_Short problem:_
How many of the lines below include "Methoden"? Give the number and no other words.
== Provided information
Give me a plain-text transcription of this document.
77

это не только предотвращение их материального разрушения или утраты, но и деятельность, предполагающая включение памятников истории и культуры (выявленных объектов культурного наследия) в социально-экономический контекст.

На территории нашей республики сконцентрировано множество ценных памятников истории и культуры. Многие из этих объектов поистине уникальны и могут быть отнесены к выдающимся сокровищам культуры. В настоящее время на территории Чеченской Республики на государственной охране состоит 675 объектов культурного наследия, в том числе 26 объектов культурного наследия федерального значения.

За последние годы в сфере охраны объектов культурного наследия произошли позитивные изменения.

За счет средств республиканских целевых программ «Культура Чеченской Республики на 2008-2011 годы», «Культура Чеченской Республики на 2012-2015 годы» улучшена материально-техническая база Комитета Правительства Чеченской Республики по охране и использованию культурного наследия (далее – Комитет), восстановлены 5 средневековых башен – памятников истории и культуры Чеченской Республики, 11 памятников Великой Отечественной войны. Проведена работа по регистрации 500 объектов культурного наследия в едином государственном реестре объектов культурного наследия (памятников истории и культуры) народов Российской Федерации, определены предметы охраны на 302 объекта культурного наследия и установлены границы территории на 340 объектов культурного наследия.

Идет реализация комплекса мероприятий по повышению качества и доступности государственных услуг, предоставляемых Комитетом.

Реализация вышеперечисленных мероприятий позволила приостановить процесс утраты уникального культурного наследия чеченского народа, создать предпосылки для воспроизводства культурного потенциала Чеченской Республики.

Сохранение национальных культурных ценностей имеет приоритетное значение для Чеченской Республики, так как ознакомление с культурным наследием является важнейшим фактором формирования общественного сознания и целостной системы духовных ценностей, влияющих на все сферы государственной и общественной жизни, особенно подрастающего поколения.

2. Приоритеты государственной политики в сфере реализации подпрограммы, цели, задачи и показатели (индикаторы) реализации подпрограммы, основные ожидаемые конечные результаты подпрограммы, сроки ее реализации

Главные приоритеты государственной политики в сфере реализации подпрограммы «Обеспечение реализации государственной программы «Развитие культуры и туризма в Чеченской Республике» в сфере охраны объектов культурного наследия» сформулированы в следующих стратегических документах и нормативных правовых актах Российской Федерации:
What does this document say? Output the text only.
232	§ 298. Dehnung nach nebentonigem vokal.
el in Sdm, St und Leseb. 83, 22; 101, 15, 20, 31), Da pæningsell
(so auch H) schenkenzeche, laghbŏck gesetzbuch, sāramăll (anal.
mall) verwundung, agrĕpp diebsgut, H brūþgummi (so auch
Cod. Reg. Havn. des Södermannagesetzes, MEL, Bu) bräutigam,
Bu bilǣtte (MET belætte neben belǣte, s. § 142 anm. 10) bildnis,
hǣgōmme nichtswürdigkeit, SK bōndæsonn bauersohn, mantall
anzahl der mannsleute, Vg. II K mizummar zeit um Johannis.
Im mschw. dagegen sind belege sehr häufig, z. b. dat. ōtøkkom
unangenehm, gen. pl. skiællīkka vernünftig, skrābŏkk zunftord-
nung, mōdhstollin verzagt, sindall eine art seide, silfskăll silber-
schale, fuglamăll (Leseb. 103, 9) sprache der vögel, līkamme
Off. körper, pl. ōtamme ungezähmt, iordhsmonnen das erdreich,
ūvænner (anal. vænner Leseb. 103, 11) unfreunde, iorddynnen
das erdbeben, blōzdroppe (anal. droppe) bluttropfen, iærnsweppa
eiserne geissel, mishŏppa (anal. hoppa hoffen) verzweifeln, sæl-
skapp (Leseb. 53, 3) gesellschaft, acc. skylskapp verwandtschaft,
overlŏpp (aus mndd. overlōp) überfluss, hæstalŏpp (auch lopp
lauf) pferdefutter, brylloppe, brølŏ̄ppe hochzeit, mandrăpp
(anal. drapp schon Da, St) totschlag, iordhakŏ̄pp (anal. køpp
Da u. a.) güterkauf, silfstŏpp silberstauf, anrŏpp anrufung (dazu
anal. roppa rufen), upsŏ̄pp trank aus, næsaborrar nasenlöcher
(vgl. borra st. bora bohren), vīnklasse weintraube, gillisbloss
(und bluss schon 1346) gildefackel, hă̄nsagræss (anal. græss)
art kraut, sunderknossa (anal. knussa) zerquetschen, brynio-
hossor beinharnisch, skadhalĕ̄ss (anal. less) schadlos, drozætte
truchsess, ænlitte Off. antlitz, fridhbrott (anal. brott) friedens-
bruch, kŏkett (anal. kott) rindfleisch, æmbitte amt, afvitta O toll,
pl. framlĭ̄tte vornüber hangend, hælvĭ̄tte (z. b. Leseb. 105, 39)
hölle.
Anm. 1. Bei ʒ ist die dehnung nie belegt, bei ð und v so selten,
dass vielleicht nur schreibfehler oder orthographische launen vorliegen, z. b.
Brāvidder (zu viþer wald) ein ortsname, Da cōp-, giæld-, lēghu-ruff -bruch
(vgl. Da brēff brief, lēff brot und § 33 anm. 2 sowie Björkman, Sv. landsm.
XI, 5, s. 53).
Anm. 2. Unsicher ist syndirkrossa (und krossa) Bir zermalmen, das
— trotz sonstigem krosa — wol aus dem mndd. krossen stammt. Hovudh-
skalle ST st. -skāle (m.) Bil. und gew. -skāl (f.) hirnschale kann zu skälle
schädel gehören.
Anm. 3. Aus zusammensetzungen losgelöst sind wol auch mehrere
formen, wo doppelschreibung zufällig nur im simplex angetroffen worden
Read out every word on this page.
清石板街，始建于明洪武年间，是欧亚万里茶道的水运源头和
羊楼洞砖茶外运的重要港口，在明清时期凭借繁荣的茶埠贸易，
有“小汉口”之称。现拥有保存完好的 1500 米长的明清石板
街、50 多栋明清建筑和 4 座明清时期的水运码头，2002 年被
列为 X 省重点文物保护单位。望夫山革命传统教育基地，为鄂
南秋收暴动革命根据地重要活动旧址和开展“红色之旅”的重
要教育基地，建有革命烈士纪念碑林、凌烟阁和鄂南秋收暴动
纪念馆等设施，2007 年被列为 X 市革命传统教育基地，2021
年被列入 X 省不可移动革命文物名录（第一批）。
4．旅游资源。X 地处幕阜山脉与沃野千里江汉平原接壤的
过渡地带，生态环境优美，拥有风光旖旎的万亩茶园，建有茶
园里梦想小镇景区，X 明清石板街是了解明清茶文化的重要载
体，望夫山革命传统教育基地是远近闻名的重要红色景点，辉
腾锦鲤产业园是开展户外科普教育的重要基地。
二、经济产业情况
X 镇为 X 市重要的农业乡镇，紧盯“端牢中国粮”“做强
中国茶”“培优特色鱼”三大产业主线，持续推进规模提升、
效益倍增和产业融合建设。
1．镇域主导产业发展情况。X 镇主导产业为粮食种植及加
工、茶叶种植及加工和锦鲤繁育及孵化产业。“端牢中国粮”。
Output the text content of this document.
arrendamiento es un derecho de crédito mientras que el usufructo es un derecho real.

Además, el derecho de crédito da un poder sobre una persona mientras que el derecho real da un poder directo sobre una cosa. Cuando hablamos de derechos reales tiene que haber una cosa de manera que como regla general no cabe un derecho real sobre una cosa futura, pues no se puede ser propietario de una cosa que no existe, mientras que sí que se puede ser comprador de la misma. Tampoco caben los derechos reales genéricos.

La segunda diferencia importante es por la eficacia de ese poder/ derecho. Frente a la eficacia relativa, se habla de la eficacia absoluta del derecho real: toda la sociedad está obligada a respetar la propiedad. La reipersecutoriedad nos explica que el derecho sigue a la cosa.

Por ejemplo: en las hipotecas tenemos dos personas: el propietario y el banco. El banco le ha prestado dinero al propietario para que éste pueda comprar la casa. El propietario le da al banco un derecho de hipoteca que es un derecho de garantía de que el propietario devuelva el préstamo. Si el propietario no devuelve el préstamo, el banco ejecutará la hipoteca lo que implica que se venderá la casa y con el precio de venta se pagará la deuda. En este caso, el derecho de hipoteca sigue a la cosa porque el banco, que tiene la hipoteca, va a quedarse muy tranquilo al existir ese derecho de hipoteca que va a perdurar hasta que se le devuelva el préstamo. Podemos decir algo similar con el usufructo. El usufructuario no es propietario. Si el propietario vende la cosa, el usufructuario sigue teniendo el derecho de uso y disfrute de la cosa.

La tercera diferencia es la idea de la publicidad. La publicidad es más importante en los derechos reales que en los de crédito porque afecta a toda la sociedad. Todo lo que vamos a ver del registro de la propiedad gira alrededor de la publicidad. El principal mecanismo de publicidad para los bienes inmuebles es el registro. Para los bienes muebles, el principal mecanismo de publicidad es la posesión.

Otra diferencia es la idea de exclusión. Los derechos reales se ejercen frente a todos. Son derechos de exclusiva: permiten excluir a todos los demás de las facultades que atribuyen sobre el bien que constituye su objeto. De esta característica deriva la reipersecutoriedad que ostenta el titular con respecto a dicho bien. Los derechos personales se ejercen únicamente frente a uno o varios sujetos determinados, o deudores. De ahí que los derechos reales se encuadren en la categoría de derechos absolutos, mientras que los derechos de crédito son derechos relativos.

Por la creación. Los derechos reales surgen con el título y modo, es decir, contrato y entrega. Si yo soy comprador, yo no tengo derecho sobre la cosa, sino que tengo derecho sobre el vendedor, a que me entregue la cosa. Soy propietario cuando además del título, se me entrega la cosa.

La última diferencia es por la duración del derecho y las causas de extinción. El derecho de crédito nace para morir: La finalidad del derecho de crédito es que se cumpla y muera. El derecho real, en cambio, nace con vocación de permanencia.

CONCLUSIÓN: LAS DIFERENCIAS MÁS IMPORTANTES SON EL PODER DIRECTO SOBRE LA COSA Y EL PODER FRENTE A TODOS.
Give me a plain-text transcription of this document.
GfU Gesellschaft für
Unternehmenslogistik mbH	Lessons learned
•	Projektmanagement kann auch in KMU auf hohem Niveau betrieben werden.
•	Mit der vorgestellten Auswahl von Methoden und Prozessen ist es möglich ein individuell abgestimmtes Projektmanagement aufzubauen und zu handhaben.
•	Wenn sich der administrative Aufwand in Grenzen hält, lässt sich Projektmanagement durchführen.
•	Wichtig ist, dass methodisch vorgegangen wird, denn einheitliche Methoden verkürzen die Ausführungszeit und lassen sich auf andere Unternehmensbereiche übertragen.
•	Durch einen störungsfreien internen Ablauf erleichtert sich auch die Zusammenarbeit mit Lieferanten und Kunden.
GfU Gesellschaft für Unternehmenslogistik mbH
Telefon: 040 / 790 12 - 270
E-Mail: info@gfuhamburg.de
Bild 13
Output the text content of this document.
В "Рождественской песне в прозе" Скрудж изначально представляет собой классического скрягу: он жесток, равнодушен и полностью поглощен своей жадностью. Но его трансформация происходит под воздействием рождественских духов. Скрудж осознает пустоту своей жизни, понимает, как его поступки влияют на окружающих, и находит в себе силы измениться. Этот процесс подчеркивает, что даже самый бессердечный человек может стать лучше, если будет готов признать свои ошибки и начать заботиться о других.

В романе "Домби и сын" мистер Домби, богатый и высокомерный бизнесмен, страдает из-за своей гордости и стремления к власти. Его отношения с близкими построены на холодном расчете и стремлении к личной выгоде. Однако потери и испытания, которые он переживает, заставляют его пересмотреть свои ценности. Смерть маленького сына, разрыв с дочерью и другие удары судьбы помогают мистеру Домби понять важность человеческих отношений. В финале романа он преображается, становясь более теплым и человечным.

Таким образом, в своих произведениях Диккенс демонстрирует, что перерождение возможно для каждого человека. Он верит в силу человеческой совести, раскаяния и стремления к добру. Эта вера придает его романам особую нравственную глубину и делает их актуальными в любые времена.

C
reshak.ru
====
_Full solution:_
2